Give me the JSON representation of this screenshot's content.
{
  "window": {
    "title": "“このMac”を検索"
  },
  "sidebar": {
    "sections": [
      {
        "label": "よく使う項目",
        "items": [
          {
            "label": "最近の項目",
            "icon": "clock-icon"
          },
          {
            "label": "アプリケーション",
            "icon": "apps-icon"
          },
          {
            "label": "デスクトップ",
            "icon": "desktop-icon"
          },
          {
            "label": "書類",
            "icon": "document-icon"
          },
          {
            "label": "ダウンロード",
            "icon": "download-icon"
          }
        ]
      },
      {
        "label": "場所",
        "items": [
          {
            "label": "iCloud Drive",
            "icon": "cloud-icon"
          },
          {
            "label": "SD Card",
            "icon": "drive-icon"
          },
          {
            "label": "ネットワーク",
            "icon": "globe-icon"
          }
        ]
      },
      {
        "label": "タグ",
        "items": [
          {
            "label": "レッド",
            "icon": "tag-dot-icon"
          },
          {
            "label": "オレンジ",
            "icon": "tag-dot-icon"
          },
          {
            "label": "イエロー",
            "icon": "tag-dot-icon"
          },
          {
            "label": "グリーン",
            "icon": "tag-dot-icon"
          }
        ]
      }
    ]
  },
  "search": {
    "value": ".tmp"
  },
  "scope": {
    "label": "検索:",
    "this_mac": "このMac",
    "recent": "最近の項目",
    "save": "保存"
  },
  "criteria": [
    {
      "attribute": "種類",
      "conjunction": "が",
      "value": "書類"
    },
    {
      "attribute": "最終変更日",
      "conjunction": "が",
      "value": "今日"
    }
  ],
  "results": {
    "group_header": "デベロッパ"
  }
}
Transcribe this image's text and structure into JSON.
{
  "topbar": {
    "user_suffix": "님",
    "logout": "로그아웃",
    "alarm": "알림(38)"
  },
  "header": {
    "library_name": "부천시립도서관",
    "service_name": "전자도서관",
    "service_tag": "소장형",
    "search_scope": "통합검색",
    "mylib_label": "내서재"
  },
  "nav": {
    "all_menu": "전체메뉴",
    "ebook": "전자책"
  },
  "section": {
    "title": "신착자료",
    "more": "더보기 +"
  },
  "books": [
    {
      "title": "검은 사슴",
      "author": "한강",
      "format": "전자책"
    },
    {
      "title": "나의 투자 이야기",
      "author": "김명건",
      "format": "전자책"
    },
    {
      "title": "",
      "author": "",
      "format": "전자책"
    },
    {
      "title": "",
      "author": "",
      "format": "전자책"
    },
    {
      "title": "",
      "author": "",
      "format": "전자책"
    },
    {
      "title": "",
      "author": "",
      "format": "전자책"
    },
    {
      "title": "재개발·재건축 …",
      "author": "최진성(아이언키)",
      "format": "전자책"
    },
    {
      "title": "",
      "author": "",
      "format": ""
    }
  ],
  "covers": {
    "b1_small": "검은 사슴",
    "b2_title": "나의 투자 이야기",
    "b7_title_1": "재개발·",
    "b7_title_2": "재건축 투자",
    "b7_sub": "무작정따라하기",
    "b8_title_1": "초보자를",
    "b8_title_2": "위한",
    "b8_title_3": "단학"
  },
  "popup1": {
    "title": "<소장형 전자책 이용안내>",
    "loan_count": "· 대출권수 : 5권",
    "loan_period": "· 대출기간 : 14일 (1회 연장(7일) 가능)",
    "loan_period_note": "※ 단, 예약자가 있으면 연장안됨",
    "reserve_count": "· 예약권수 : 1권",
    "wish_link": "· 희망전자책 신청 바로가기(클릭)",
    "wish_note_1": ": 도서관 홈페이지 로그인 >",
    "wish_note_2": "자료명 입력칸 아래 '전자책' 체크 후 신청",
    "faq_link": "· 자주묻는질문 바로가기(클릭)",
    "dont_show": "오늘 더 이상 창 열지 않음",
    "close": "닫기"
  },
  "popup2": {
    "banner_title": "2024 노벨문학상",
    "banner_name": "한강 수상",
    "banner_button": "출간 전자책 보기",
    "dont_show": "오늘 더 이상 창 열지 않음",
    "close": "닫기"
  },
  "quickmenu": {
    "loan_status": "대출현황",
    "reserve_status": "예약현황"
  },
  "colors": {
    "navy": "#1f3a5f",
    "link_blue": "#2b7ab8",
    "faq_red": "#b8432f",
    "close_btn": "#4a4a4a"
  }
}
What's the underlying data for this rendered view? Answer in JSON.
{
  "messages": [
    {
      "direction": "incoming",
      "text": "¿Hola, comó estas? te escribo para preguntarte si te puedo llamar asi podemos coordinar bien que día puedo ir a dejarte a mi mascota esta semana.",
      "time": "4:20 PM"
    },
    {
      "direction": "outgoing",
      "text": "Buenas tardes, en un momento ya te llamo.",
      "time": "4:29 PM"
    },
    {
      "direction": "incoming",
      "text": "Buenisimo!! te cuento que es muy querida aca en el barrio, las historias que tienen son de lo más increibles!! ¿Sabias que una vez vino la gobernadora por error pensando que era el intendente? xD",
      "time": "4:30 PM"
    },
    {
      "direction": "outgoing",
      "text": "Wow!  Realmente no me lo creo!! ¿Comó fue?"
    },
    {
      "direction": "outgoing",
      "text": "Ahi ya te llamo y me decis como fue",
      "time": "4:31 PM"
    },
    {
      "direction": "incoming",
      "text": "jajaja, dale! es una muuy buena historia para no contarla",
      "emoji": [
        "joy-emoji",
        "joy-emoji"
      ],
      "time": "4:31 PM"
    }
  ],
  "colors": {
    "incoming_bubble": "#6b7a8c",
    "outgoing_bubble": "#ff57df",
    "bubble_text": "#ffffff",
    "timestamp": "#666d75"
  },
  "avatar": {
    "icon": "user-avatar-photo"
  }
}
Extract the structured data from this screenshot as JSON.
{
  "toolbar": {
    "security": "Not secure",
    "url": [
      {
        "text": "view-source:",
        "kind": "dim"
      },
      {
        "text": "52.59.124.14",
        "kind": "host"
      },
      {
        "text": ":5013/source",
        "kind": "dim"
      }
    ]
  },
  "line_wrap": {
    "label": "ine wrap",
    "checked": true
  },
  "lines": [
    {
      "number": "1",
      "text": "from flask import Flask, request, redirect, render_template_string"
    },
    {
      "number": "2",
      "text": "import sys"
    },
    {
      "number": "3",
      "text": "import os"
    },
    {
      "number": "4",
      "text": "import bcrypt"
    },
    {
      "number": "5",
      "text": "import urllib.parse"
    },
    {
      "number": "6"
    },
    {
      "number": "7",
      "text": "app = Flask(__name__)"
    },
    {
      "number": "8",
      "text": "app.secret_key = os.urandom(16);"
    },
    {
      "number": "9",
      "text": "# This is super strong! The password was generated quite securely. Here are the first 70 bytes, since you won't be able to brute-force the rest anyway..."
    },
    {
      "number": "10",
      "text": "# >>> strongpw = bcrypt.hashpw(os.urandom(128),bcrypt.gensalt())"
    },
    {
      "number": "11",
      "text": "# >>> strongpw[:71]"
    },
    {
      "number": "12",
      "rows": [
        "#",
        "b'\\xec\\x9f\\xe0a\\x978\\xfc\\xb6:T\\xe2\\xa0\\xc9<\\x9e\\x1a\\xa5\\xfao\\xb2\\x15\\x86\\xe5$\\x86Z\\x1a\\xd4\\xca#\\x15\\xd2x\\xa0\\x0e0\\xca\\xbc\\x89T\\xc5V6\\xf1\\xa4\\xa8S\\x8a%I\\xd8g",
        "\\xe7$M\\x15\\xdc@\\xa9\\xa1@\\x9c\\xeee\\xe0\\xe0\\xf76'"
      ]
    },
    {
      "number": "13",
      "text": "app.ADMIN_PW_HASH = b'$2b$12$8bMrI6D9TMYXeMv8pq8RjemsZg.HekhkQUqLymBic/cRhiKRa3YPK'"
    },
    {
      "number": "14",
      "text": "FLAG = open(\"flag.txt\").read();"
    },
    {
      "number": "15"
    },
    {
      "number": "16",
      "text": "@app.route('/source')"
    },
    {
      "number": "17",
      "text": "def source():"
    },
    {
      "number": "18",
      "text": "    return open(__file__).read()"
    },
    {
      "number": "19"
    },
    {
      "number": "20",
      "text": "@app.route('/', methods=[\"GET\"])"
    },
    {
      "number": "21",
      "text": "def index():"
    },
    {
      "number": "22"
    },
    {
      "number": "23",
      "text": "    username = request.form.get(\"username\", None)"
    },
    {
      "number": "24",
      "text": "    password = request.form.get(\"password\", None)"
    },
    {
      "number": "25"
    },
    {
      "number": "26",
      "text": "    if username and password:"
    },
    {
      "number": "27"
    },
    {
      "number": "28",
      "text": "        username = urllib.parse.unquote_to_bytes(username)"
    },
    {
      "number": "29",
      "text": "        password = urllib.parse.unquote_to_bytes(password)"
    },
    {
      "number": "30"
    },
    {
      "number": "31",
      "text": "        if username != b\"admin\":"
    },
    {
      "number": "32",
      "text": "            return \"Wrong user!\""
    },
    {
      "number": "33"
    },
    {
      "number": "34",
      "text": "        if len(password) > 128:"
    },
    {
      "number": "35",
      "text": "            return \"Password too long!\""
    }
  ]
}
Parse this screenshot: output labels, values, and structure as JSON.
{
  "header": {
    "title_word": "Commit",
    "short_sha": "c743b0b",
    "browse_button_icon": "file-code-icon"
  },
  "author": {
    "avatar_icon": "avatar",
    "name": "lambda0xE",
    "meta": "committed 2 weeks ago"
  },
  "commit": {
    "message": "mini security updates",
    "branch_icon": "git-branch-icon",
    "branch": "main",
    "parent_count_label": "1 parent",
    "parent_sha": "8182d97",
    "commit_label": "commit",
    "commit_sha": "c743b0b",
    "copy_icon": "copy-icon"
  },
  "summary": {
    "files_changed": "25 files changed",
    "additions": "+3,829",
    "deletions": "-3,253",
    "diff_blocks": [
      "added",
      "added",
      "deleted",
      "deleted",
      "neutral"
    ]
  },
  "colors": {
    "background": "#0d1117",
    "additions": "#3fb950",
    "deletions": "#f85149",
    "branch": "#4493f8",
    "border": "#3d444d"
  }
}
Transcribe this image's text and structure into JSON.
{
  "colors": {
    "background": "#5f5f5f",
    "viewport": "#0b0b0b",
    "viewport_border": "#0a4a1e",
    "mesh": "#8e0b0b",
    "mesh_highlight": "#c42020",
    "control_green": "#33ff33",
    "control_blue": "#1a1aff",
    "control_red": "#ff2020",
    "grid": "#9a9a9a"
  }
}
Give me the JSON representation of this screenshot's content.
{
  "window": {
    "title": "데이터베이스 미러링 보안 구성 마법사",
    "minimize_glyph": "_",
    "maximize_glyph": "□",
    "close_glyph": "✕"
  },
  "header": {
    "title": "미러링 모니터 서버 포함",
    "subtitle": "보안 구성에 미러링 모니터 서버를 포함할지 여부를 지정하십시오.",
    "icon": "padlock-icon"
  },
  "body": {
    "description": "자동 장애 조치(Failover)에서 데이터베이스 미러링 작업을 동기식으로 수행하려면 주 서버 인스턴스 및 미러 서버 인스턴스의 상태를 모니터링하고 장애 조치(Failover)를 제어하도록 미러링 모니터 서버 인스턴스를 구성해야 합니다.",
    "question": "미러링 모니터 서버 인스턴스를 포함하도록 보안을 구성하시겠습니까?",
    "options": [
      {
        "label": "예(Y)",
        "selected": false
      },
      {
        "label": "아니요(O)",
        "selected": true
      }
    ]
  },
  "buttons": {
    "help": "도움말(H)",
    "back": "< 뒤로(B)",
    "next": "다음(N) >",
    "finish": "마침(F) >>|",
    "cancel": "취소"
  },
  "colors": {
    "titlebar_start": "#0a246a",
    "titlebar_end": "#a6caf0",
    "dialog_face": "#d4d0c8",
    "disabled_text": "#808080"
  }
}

= = = = = = =

• **WHAT TO DO**: Search the material above for "username". Pull out each line where it shows up.

• **SOLUTION**:
      "text": "    username = request.form.get(\"username\", None)"
      "text": "    if username and password:"
      "text": "        username = urllib.parse.unquote_to_bytes(username)"
      "text": "        if username != b\"admin\":"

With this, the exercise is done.